— start GIVEN DATA —

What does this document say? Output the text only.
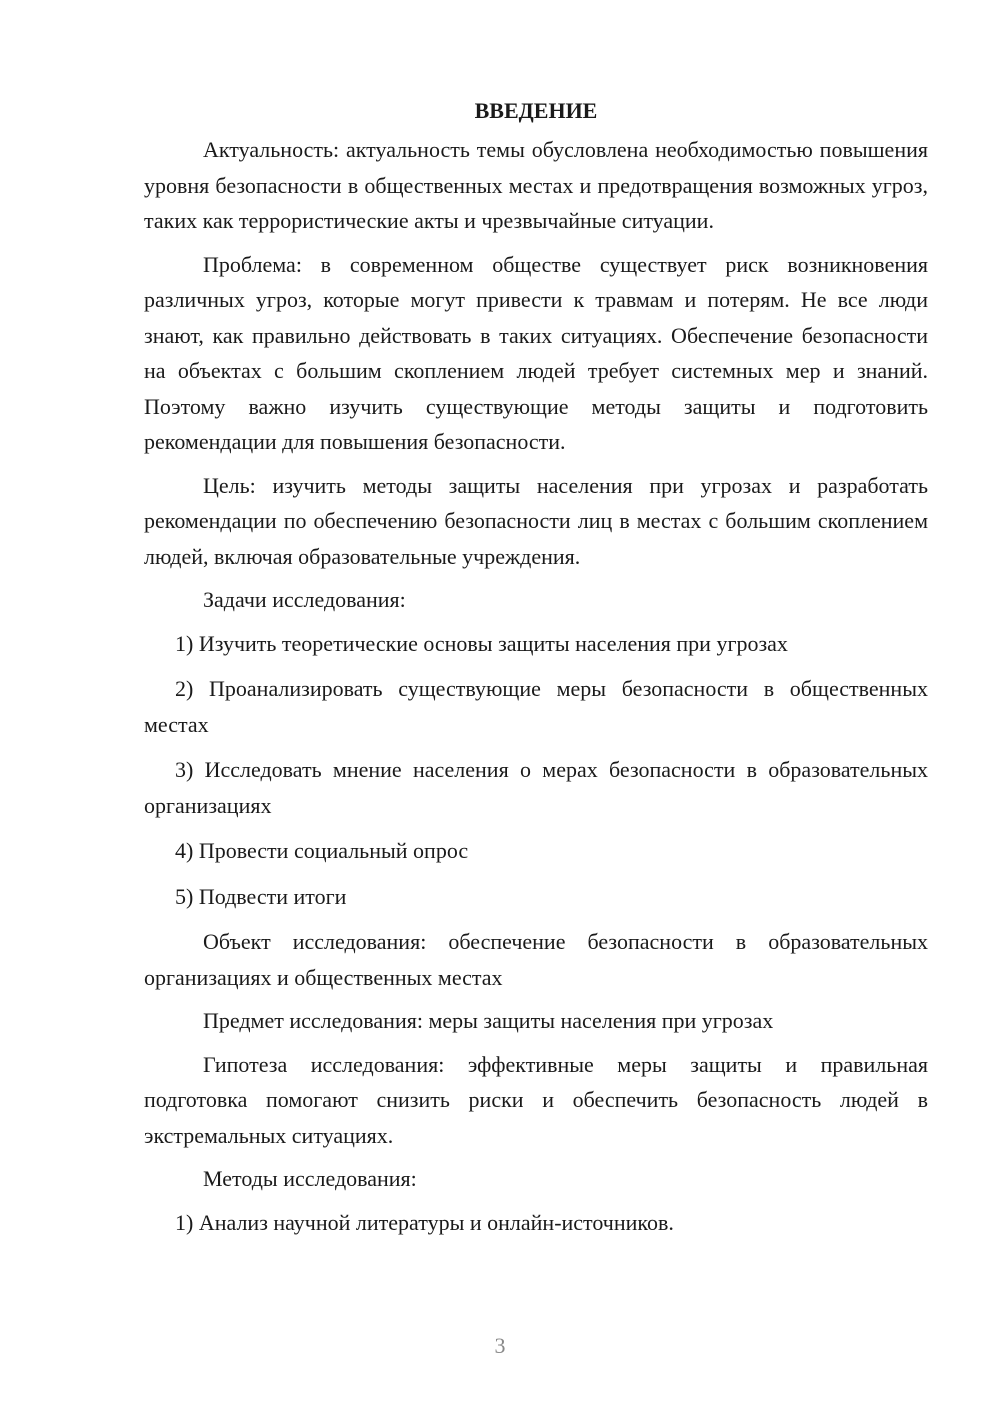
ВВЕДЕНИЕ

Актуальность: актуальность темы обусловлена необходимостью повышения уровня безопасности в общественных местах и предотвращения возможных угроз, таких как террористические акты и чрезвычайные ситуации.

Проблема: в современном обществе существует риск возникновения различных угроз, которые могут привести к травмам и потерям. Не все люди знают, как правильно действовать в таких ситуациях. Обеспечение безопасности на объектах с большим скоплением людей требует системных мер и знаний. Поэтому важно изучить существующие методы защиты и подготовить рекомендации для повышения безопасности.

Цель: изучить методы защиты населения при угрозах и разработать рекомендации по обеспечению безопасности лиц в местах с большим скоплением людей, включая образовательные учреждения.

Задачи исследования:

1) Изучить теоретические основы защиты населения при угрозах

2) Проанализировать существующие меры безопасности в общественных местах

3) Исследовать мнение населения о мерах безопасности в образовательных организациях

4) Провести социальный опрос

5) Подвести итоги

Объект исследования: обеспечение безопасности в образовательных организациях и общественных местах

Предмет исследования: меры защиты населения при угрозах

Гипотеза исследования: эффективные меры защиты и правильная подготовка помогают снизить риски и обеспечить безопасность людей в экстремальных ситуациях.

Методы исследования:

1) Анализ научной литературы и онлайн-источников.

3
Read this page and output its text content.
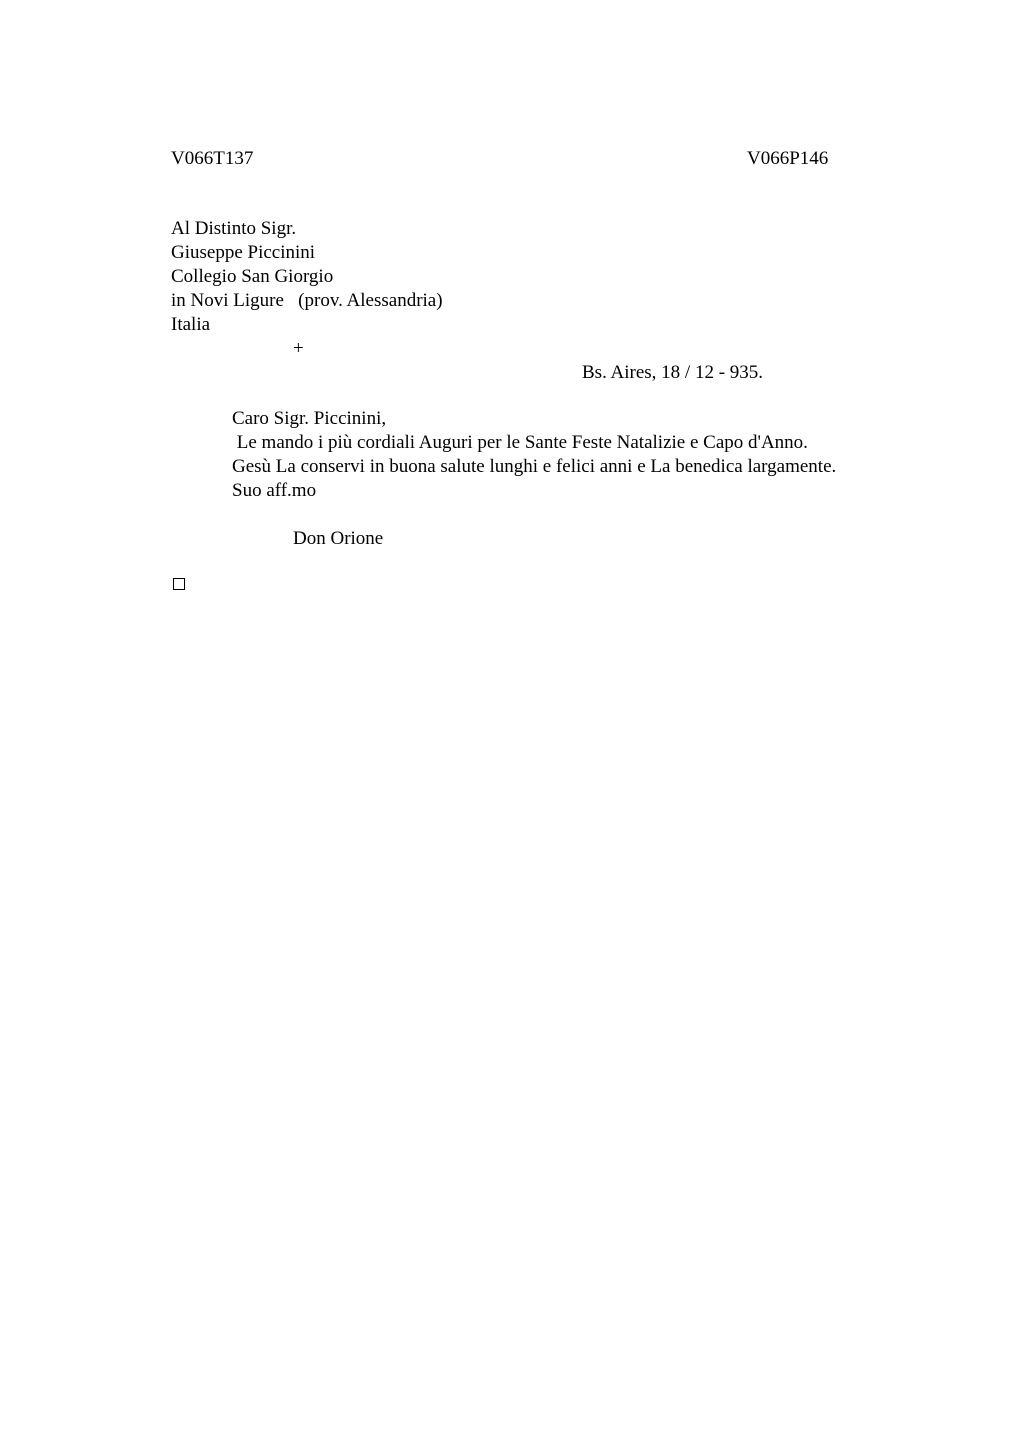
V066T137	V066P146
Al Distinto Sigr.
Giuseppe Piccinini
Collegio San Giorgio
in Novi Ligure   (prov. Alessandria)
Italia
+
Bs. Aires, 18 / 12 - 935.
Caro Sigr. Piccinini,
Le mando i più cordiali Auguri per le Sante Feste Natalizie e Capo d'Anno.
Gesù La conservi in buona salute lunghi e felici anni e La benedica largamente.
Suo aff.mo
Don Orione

— end GIVEN DATA —
— start GIVEN DATA —

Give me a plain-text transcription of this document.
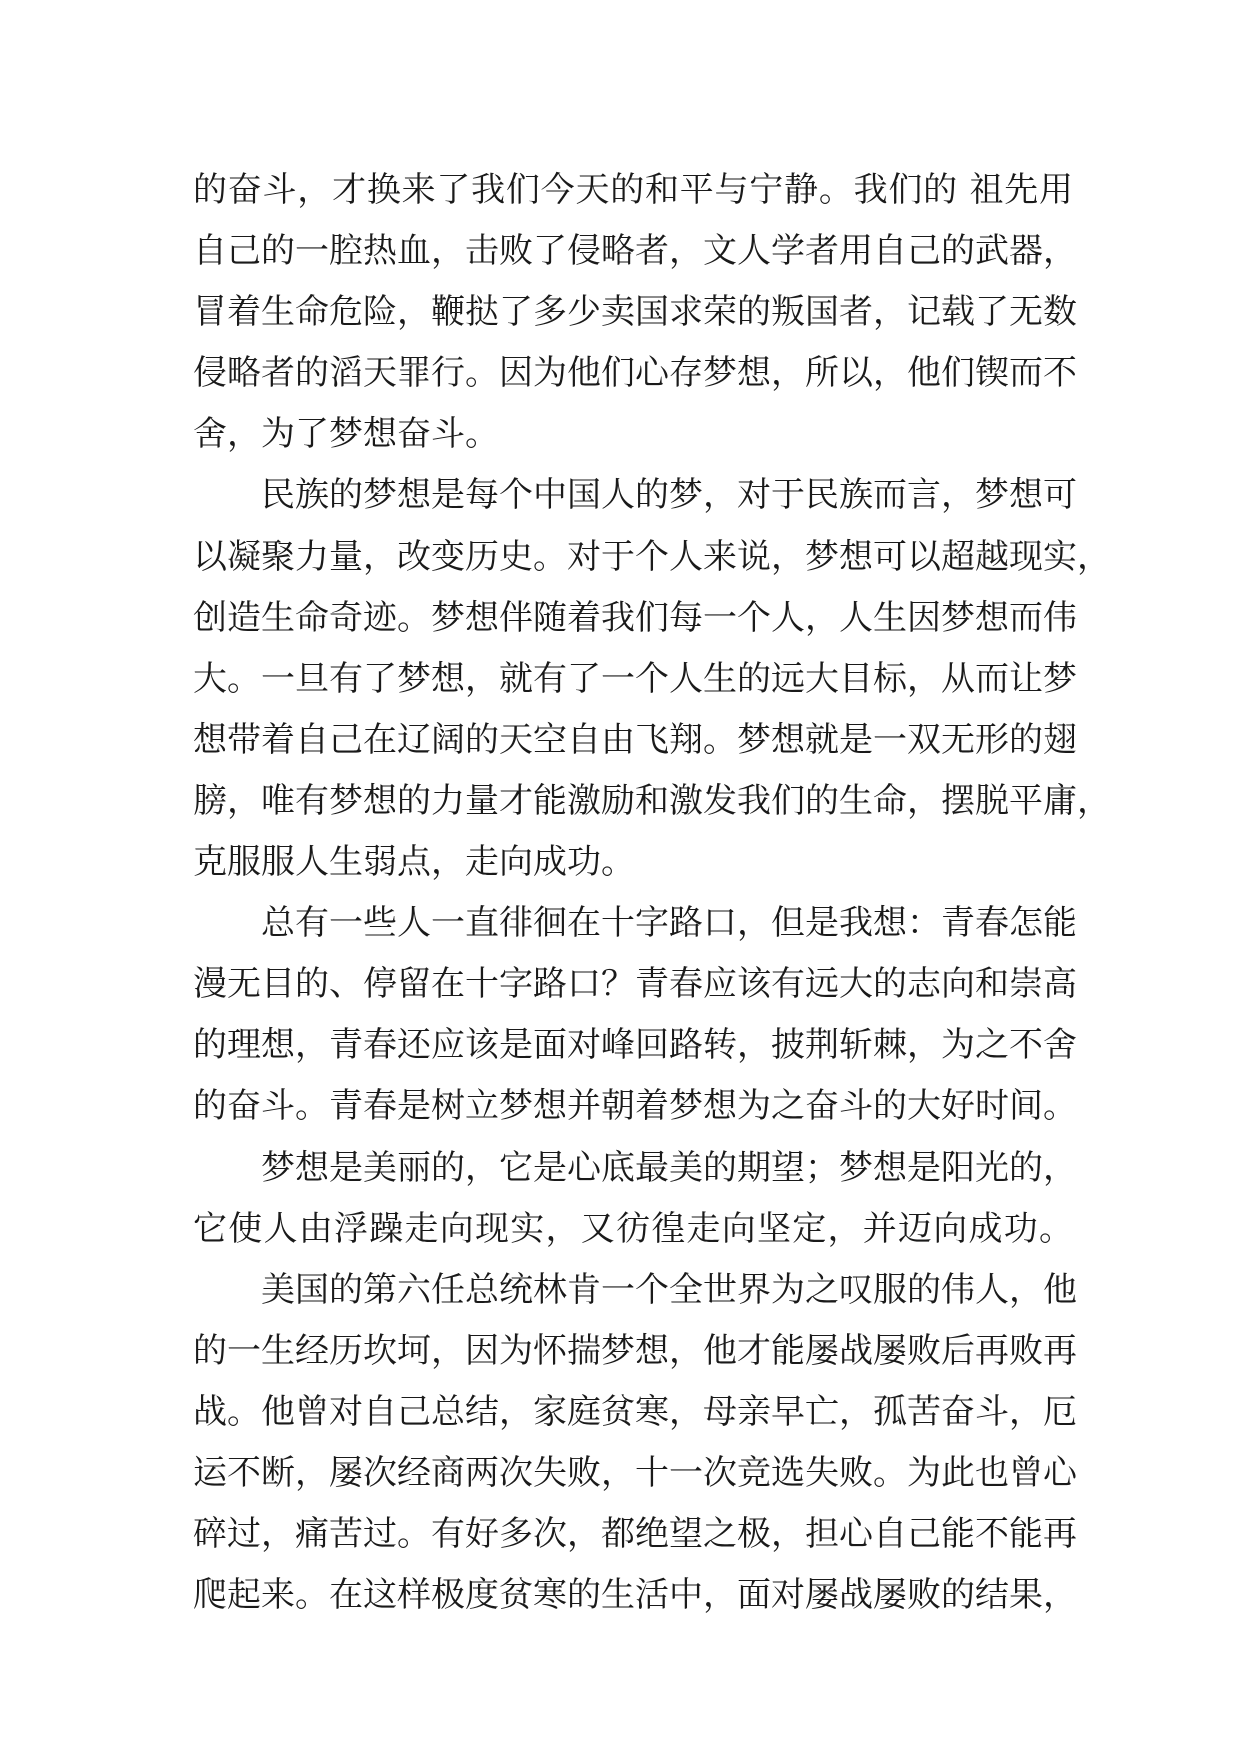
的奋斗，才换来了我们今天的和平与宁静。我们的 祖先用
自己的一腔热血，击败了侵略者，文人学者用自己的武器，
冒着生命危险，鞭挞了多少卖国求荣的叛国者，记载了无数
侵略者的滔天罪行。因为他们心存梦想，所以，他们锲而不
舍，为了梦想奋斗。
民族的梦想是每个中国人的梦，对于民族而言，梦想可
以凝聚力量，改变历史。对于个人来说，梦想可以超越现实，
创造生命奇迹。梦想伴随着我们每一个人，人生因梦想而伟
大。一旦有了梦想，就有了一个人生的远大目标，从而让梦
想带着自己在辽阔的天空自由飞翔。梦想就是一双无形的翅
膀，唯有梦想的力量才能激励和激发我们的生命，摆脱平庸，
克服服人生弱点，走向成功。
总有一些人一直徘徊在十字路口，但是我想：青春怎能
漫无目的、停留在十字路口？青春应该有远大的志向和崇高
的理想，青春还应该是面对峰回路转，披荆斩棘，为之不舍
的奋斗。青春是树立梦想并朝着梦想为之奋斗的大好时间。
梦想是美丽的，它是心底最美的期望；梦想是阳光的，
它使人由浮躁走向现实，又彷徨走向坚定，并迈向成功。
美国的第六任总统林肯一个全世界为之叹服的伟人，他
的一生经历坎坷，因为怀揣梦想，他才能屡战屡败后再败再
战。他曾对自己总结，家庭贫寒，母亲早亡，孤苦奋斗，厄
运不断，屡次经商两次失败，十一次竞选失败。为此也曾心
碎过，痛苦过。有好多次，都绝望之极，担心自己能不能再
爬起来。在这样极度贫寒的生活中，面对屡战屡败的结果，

— end GIVEN DATA —

Write down only how many lines in the listing contain the word "организациях".

2